»»
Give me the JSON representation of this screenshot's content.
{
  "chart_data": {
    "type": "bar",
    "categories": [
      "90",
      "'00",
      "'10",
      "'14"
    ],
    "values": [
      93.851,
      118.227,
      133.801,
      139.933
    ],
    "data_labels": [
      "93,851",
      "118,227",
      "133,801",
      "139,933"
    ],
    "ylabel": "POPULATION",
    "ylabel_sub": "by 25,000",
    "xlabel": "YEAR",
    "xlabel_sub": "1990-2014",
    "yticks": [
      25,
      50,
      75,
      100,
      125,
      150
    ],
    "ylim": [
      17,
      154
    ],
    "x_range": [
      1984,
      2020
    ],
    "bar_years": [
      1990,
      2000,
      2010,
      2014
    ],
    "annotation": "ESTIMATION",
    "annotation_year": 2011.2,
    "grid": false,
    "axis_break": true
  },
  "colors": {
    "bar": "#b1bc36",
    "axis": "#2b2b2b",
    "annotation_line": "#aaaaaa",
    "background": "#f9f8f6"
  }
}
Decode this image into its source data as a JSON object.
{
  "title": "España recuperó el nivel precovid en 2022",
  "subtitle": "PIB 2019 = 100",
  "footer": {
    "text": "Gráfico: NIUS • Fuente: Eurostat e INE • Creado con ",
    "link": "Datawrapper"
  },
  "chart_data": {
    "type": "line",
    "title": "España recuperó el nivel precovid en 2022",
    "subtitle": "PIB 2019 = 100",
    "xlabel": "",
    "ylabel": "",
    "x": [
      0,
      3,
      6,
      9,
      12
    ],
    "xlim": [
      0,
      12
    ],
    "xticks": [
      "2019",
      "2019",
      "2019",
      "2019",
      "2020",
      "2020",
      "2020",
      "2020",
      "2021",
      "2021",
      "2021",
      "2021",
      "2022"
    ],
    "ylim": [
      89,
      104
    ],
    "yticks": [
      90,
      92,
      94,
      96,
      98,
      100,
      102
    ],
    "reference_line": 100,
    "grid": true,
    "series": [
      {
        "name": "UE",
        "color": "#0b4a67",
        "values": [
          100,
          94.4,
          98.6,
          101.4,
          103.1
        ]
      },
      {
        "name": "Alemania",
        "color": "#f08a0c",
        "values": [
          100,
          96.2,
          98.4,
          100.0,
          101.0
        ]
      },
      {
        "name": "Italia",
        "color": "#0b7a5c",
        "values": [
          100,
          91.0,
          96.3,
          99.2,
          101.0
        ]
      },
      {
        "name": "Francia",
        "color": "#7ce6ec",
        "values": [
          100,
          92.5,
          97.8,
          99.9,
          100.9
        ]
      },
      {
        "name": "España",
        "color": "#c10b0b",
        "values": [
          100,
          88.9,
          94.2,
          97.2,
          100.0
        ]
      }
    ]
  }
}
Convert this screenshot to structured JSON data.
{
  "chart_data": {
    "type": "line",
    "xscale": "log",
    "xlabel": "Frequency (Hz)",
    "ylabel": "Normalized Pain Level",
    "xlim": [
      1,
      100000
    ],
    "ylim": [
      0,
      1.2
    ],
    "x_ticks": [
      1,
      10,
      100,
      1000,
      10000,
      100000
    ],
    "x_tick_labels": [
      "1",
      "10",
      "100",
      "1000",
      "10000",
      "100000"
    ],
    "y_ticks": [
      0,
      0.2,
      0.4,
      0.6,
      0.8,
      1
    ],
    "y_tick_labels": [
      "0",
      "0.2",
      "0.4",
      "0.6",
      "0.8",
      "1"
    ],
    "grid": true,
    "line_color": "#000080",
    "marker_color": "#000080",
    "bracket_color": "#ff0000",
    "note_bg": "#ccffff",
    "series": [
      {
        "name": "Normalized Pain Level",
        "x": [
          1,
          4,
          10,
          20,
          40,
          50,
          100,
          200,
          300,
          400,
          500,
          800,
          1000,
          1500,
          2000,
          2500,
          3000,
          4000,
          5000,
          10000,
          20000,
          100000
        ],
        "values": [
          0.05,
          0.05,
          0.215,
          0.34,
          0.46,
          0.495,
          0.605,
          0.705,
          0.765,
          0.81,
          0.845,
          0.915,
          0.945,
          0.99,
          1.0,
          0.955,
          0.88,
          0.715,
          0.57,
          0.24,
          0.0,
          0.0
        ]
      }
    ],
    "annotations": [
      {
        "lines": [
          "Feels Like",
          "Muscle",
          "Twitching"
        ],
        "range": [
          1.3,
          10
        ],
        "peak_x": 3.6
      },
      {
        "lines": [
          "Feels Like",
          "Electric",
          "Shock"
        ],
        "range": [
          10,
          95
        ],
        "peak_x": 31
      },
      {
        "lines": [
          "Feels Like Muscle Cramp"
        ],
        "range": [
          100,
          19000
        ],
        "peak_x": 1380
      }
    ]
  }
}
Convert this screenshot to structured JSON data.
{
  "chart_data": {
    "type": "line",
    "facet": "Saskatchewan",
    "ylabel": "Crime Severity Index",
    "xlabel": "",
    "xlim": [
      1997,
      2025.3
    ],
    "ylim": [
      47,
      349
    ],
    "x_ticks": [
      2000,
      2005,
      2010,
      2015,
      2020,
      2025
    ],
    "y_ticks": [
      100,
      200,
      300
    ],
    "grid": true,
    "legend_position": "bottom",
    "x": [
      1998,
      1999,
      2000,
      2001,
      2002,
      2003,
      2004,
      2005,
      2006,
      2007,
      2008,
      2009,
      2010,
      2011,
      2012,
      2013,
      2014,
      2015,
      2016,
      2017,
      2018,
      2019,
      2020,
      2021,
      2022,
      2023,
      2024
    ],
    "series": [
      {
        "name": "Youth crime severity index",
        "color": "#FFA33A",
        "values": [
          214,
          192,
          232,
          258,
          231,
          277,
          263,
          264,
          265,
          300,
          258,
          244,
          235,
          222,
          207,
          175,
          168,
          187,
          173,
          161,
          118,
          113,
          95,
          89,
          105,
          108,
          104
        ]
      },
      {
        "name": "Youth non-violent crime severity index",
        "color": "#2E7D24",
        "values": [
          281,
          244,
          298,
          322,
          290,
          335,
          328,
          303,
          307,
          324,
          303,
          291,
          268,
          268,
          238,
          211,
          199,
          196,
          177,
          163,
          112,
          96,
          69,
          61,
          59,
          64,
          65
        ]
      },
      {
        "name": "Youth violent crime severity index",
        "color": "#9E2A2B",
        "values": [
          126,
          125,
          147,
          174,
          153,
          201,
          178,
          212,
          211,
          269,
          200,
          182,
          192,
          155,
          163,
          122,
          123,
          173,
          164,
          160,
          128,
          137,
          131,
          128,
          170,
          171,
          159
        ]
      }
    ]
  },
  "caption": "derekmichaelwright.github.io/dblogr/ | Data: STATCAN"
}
««
== THE TASK ==
Every entry needs to be retyped exactly.

== WRITTEN RESPONSE ==
Give me the JSON representation of this screenshot's content.
{
  "chart_data": {
    "type": "bar",
    "categories": [
      "90",
      "'00",
      "'10",
      "'14"
    ],
    "values": [
      93.851,
      118.227,
      133.801,
      139.933
    ],
    "data_labels": [
      "93,851",
      "118,227",
      "133,801",
      "139,933"
    ],
    "ylabel": "POPULATION",
    "ylabel_sub": "by 25,000",
    "xlabel": "YEAR",
    "xlabel_sub": "1990-2014",
    "yticks": [
      25,
      50,
      75,
      100,
      125,
      150
    ],
    "ylim": [
      17,
      154
    ],
    "x_range": [
      1984,
      2020
    ],
    "bar_years": [
      1990,
      2000,
      2010,
      2014
    ],
    "annotation": "ESTIMATION",
    "annotation_year": 2011.2,
    "grid": false,
    "axis_break": true
  },
  "colors": {
    "bar": "#b1bc36",
    "axis": "#2b2b2b",
    "annotation_line": "#aaaaaa",
    "background": "#f9f8f6"
  }
}
Decode this image into its source data as a JSON object.
{
  "title": "España recuperó el nivel precovid en 2022",
  "subtitle": "PIB 2019 = 100",
  "footer": {
    "text": "Gráfico: NIUS • Fuente: Eurostat e INE • Creado con ",
    "link": "Datawrapper"
  },
  "chart_data": {
    "type": "line",
    "title": "España recuperó el nivel precovid en 2022",
    "subtitle": "PIB 2019 = 100",
    "xlabel": "",
    "ylabel": "",
    "x": [
      0,
      3,
      6,
      9,
      12
    ],
    "xlim": [
      0,
      12
    ],
    "xticks": [
      "2019",
      "2019",
      "2019",
      "2019",
      "2020",
      "2020",
      "2020",
      "2020",
      "2021",
      "2021",
      "2021",
      "2021",
      "2022"
    ],
    "ylim": [
      89,
      104
    ],
    "yticks": [
      90,
      92,
      94,
      96,
      98,
      100,
      102
    ],
    "reference_line": 100,
    "grid": true,
    "series": [
      {
        "name": "UE",
        "color": "#0b4a67",
        "values": [
          100,
          94.4,
          98.6,
          101.4,
          103.1
        ]
      },
      {
        "name": "Alemania",
        "color": "#f08a0c",
        "values": [
          100,
          96.2,
          98.4,
          100.0,
          101.0
        ]
      },
      {
        "name": "Italia",
        "color": "#0b7a5c",
        "values": [
          100,
          91.0,
          96.3,
          99.2,
          101.0
        ]
      },
      {
        "name": "Francia",
        "color": "#7ce6ec",
        "values": [
          100,
          92.5,
          97.8,
          99.9,
          100.9
        ]
      },
      {
        "name": "España",
        "color": "#c10b0b",
        "values": [
          100,
          88.9,
          94.2,
          97.2,
          100.0
        ]
      }
    ]
  }
}
Convert this screenshot to structured JSON data.
{
  "chart_data": {
    "type": "line",
    "xscale": "log",
    "xlabel": "Frequency (Hz)",
    "ylabel": "Normalized Pain Level",
    "xlim": [
      1,
      100000
    ],
    "ylim": [
      0,
      1.2
    ],
    "x_ticks": [
      1,
      10,
      100,
      1000,
      10000,
      100000
    ],
    "x_tick_labels": [
      "1",
      "10",
      "100",
      "1000",
      "10000",
      "100000"
    ],
    "y_ticks": [
      0,
      0.2,
      0.4,
      0.6,
      0.8,
      1
    ],
    "y_tick_labels": [
      "0",
      "0.2",
      "0.4",
      "0.6",
      "0.8",
      "1"
    ],
    "grid": true,
    "line_color": "#000080",
    "marker_color": "#000080",
    "bracket_color": "#ff0000",
    "note_bg": "#ccffff",
    "series": [
      {
        "name": "Normalized Pain Level",
        "x": [
          1,
          4,
          10,
          20,
          40,
          50,
          100,
          200,
          300,
          400,
          500,
          800,
          1000,
          1500,
          2000,
          2500,
          3000,
          4000,
          5000,
          10000,
          20000,
          100000
        ],
        "values": [
          0.05,
          0.05,
          0.215,
          0.34,
          0.46,
          0.495,
          0.605,
          0.705,
          0.765,
          0.81,
          0.845,
          0.915,
          0.945,
          0.99,
          1.0,
          0.955,
          0.88,
          0.715,
          0.57,
          0.24,
          0.0,
          0.0
        ]
      }
    ],
    "annotations": [
      {
        "lines": [
          "Feels Like",
          "Muscle",
          "Twitching"
        ],
        "range": [
          1.3,
          10
        ],
        "peak_x": 3.6
      },
      {
        "lines": [
          "Feels Like",
          "Electric",
          "Shock"
        ],
        "range": [
          10,
          95
        ],
        "peak_x": 31
      },
      {
        "lines": [
          "Feels Like Muscle Cramp"
        ],
        "range": [
          100,
          19000
        ],
        "peak_x": 1380
      }
    ]
  }
}
Convert this screenshot to structured JSON data.
{
  "chart_data": {
    "type": "line",
    "facet": "Saskatchewan",
    "ylabel": "Crime Severity Index",
    "xlabel": "",
    "xlim": [
      1997,
      2025.3
    ],
    "ylim": [
      47,
      349
    ],
    "x_ticks": [
      2000,
      2005,
      2010,
      2015,
      2020,
      2025
    ],
    "y_ticks": [
      100,
      200,
      300
    ],
    "grid": true,
    "legend_position": "bottom",
    "x": [
      1998,
      1999,
      2000,
      2001,
      2002,
      2003,
      2004,
      2005,
      2006,
      2007,
      2008,
      2009,
      2010,
      2011,
      2012,
      2013,
      2014,
      2015,
      2016,
      2017,
      2018,
      2019,
      2020,
      2021,
      2022,
      2023,
      2024
    ],
    "series": [
      {
        "name": "Youth crime severity index",
        "color": "#FFA33A",
        "values": [
          214,
          192,
          232,
          258,
          231,
          277,
          263,
          264,
          265,
          300,
          258,
          244,
          235,
          222,
          207,
          175,
          168,
          187,
          173,
          161,
          118,
          113,
          95,
          89,
          105,
          108,
          104
        ]
      },
      {
        "name": "Youth non-violent crime severity index",
        "color": "#2E7D24",
        "values": [
          281,
          244,
          298,
          322,
          290,
          335,
          328,
          303,
          307,
          324,
          303,
          291,
          268,
          268,
          238,
          211,
          199,
          196,
          177,
          163,
          112,
          96,
          69,
          61,
          59,
          64,
          65
        ]
      },
      {
        "name": "Youth violent crime severity index",
        "color": "#9E2A2B",
        "values": [
          126,
          125,
          147,
          174,
          153,
          201,
          178,
          212,
          211,
          269,
          200,
          182,
          192,
          155,
          163,
          122,
          123,
          173,
          164,
          160,
          128,
          137,
          131,
          128,
          170,
          171,
          159
        ]
      }
    ]
  },
  "caption": "derekmichaelwright.github.io/dblogr/ | Data: STATCAN"
}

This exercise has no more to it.